• REQUIREMENTS: Pick out all lines of the entries that include the word "this" and copy them.

• PROVIDED DATA:
________________________________________

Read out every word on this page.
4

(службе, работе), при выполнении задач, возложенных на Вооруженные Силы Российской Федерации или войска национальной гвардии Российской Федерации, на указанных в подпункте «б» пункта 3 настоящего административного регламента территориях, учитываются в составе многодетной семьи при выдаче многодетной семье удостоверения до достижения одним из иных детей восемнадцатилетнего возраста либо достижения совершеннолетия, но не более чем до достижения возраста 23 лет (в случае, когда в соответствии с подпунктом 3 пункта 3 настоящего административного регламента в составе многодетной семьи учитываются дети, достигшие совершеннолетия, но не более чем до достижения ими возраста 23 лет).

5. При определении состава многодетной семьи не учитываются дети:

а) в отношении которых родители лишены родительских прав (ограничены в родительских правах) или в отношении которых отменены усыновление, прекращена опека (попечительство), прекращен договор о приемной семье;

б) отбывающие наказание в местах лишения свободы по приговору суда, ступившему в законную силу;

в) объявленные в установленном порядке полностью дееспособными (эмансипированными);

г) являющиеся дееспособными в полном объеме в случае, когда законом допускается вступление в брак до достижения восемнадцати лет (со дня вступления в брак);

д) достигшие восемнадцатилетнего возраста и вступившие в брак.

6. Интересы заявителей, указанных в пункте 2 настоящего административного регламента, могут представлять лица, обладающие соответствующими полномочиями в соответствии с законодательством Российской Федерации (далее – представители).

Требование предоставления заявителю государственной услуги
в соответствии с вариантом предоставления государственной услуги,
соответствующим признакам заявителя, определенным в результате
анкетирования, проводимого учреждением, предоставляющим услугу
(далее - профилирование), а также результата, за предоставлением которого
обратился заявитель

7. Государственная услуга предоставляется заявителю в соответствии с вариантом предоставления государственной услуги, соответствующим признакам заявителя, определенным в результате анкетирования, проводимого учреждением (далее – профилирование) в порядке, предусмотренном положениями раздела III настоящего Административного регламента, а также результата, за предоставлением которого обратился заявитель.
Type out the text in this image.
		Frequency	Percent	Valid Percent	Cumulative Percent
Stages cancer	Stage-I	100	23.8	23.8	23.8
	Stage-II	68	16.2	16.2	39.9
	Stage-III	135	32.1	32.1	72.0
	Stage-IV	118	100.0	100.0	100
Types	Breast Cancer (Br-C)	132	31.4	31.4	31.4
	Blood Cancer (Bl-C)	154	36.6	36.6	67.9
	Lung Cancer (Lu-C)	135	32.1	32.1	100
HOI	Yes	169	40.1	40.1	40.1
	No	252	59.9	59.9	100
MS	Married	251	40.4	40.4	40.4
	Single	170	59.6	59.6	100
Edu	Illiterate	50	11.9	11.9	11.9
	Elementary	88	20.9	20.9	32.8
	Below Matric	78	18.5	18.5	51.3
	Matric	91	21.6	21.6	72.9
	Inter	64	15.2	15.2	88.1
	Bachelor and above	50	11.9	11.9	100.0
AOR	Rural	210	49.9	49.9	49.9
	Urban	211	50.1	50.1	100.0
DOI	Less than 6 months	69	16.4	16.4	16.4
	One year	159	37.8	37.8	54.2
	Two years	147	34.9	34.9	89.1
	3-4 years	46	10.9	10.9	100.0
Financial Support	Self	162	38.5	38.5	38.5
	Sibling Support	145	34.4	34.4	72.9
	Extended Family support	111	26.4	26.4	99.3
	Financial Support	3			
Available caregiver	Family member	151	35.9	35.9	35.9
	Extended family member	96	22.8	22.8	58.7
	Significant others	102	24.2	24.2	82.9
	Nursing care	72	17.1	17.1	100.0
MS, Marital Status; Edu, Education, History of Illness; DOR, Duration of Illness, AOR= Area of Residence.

________________________________________

• EXERCISE RESULT:
Read out every word on this page.
Type out the text in this image.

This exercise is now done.